— WRITTEN REQUEST —
Using the listing below, report all lines holding the word "Professional".

══ SUPPLIED ENTRIES

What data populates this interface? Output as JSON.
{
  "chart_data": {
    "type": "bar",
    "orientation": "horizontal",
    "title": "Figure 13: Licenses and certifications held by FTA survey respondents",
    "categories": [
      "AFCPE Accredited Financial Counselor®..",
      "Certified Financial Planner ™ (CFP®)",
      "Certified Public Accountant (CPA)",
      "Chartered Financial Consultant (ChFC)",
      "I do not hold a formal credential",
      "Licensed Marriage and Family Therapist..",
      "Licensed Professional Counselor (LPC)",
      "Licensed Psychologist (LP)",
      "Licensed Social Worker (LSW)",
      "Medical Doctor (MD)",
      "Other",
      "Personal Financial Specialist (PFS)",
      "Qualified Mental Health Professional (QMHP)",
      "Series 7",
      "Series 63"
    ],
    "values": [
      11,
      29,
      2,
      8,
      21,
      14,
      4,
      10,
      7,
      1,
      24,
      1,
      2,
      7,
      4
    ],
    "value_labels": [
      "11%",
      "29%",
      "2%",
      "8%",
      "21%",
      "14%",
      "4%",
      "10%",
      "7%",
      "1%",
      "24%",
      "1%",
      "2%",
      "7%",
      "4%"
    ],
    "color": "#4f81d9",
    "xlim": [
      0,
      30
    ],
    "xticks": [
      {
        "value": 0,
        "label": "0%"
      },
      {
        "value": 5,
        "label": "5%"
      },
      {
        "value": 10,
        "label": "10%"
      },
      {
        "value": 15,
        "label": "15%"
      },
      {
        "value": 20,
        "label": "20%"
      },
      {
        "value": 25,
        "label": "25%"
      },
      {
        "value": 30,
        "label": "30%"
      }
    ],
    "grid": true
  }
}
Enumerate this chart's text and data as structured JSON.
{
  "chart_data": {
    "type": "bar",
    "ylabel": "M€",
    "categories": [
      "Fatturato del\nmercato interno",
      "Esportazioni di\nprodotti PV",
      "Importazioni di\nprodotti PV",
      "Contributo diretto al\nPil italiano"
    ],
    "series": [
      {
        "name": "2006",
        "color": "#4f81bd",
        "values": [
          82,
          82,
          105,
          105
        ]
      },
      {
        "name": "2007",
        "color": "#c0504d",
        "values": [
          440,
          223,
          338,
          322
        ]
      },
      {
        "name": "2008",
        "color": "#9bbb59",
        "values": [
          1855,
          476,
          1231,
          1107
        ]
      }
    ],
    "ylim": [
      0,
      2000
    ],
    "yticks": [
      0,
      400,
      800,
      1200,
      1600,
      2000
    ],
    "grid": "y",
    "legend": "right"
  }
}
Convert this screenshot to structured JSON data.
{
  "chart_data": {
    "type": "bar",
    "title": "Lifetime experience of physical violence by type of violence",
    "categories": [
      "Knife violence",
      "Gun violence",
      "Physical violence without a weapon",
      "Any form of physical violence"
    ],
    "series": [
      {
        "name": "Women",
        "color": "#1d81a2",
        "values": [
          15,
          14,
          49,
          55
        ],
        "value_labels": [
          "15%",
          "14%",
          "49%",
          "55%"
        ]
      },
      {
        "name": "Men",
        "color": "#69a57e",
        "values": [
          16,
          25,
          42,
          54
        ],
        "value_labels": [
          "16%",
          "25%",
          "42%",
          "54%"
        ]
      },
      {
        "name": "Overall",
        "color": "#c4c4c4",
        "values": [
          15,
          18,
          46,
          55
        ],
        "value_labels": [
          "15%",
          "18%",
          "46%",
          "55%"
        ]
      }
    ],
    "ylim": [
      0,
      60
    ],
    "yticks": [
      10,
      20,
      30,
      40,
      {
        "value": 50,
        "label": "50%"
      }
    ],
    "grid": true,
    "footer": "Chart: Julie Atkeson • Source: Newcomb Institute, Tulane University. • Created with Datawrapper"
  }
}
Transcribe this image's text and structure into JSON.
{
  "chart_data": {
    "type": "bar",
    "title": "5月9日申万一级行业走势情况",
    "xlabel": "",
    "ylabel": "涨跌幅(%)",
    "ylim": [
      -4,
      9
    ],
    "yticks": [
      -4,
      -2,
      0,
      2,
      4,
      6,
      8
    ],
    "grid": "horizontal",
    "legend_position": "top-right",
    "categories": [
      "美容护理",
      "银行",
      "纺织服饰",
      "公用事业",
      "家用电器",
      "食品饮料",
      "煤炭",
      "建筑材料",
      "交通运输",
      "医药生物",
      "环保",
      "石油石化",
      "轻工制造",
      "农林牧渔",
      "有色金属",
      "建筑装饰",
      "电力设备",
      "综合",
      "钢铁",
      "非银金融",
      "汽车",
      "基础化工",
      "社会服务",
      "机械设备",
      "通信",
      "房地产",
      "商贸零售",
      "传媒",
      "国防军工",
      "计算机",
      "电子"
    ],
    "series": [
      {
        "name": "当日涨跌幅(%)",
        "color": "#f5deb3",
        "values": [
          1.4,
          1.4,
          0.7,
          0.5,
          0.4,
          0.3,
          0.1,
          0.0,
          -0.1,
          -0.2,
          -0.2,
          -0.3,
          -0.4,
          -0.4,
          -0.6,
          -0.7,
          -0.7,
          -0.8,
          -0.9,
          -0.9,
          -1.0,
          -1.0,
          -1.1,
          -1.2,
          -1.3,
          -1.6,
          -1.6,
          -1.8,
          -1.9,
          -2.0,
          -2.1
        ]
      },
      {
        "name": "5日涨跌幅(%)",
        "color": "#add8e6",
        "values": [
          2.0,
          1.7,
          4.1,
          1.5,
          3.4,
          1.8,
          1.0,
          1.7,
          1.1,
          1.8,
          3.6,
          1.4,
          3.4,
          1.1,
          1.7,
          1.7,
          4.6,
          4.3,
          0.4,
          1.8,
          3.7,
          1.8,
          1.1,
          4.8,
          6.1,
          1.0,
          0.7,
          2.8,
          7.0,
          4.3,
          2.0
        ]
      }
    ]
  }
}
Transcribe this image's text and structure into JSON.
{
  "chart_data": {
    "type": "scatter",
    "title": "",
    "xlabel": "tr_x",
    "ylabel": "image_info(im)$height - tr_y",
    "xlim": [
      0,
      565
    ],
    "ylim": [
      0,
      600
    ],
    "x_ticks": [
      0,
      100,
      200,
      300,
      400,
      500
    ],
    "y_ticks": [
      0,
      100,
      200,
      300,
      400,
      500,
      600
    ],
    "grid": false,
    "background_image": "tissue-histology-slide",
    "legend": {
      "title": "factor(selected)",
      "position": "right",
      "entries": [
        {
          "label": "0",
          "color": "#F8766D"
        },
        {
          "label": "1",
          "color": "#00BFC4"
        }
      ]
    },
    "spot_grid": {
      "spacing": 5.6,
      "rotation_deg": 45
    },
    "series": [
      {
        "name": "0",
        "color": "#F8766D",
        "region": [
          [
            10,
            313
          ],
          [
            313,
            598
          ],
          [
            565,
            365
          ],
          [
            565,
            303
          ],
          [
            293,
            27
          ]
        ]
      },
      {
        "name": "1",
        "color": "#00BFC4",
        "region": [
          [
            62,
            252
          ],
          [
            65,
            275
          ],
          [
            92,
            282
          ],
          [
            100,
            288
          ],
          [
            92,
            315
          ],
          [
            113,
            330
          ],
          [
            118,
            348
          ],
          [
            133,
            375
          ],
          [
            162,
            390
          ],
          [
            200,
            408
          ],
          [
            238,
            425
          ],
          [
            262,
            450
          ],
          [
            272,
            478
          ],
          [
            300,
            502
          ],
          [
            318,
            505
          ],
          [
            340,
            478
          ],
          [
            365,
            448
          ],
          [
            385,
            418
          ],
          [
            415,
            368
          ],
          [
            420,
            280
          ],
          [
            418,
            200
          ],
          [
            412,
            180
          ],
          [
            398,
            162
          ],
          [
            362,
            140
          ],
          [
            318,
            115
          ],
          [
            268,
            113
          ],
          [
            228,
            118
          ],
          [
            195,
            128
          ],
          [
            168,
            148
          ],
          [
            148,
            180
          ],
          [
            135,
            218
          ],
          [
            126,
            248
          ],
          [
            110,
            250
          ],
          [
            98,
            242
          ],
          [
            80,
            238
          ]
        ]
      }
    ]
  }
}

════

— OUTPUT OF THE EXERCISE —
      "Licensed Professional Counselor (LPC)",
      "Qualified Mental Health Professional (QMHP)",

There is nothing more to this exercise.